EXTRACTED DATA -
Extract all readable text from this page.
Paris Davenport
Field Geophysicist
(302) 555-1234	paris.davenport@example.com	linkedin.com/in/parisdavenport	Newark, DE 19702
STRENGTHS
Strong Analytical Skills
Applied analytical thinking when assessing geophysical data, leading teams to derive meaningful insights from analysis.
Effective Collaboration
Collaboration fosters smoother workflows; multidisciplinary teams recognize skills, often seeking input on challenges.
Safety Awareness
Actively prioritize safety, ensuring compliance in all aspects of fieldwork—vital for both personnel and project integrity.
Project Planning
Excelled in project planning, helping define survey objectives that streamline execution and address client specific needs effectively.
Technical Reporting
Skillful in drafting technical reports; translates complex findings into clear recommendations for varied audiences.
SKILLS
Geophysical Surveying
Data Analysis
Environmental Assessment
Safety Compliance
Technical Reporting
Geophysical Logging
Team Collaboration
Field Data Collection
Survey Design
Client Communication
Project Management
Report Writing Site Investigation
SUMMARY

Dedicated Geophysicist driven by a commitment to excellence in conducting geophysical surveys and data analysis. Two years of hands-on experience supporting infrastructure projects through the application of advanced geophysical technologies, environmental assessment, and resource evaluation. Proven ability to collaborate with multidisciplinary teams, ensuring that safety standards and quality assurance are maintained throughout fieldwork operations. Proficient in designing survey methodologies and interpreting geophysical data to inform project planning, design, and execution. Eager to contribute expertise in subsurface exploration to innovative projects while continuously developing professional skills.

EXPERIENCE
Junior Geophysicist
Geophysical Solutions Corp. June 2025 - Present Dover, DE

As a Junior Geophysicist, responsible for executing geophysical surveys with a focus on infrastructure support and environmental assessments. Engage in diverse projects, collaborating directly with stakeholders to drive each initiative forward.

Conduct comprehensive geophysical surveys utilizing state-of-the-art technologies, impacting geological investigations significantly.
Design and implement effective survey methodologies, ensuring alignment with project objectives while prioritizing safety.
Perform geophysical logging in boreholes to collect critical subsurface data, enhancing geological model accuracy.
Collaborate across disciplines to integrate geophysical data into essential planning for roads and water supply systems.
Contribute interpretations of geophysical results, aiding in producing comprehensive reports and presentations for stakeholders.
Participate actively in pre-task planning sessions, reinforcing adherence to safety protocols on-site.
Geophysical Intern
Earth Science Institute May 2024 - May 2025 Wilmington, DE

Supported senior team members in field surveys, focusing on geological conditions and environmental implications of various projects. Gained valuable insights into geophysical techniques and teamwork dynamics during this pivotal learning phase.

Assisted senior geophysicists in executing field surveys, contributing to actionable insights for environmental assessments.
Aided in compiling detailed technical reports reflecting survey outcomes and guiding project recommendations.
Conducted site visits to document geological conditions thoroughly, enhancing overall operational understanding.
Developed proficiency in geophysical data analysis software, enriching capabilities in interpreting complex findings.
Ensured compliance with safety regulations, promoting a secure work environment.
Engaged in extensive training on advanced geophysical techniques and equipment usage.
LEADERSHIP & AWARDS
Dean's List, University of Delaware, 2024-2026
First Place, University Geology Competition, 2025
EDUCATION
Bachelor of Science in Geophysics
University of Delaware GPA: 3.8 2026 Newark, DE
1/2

YOUR INSTRUCTIONS - Check each line above for the string "Science" and show the ones that have it.

SOLVED EXERCISE -
Earth Science Institute May 2024 - May 2025 Wilmington, DE
Bachelor of Science in Geophysics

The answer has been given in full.